[TASK STATEMENT] Copy out all the lines exactly. Omit pictures.

[RECORDS SHOWN]
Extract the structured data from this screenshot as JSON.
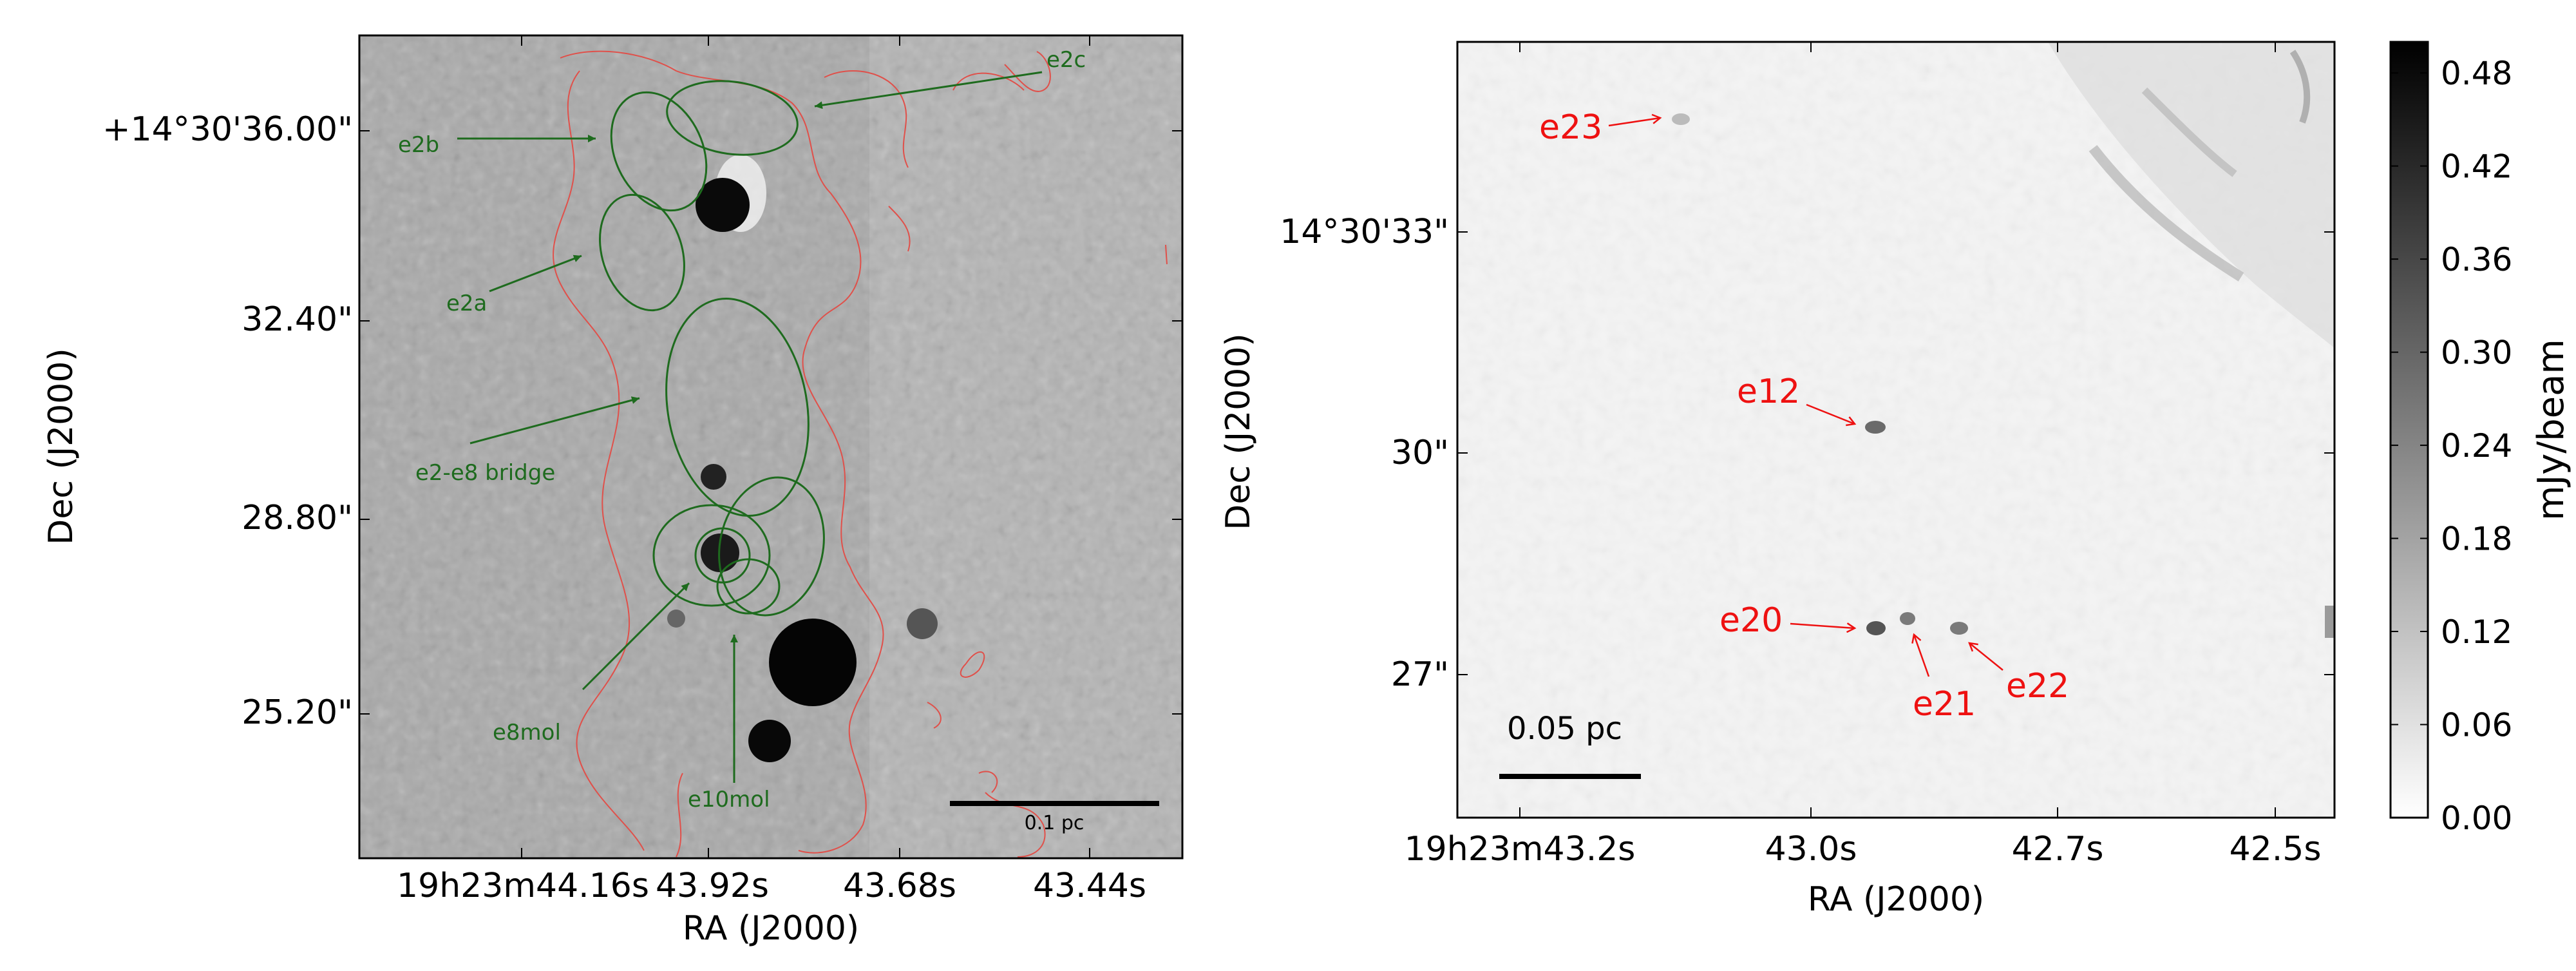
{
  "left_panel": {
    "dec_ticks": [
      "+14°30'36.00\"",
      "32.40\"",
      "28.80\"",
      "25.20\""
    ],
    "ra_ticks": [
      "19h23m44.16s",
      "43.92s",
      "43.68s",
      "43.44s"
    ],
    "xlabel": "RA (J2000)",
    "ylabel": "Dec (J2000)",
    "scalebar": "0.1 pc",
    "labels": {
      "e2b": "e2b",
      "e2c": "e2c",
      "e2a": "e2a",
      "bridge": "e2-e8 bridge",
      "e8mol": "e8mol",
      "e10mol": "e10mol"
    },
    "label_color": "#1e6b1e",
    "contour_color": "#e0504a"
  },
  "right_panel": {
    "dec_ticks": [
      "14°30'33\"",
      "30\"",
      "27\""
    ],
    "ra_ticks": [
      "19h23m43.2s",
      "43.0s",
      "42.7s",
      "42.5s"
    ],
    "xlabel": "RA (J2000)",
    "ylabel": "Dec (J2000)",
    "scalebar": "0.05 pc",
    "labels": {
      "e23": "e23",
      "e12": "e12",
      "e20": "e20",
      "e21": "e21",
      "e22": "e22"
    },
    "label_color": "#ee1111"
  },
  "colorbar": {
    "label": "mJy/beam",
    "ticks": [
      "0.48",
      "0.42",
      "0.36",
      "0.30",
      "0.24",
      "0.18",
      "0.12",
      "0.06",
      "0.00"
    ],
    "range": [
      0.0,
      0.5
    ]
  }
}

[THE ANSWER]
Extract the structured data from this screenshot as JSON.
{
  "left_panel": {
    "dec_ticks": [
      "+14°30'36.00\"",
      "32.40\"",
      "28.80\"",
      "25.20\""
    ],
    "ra_ticks": [
      "19h23m44.16s",
      "43.92s",
      "43.68s",
      "43.44s"
    ],
    "xlabel": "RA (J2000)",
    "ylabel": "Dec (J2000)",
    "scalebar": "0.1 pc",
    "labels": {
      "e2b": "e2b",
      "e2c": "e2c",
      "e2a": "e2a",
      "bridge": "e2-e8 bridge",
      "e8mol": "e8mol",
      "e10mol": "e10mol"
    },
    "label_color": "#1e6b1e",
    "contour_color": "#e0504a"
  },
  "right_panel": {
    "dec_ticks": [
      "14°30'33\"",
      "30\"",
      "27\""
    ],
    "ra_ticks": [
      "19h23m43.2s",
      "43.0s",
      "42.7s",
      "42.5s"
    ],
    "xlabel": "RA (J2000)",
    "ylabel": "Dec (J2000)",
    "scalebar": "0.05 pc",
    "labels": {
      "e23": "e23",
      "e12": "e12",
      "e20": "e20",
      "e21": "e21",
      "e22": "e22"
    },
    "label_color": "#ee1111"
  },
  "colorbar": {
    "label": "mJy/beam",
    "ticks": [
      "0.48",
      "0.42",
      "0.36",
      "0.30",
      "0.24",
      "0.18",
      "0.12",
      "0.06",
      "0.00"
    ],
    "range": [
      0.0,
      0.5
    ]
  }
}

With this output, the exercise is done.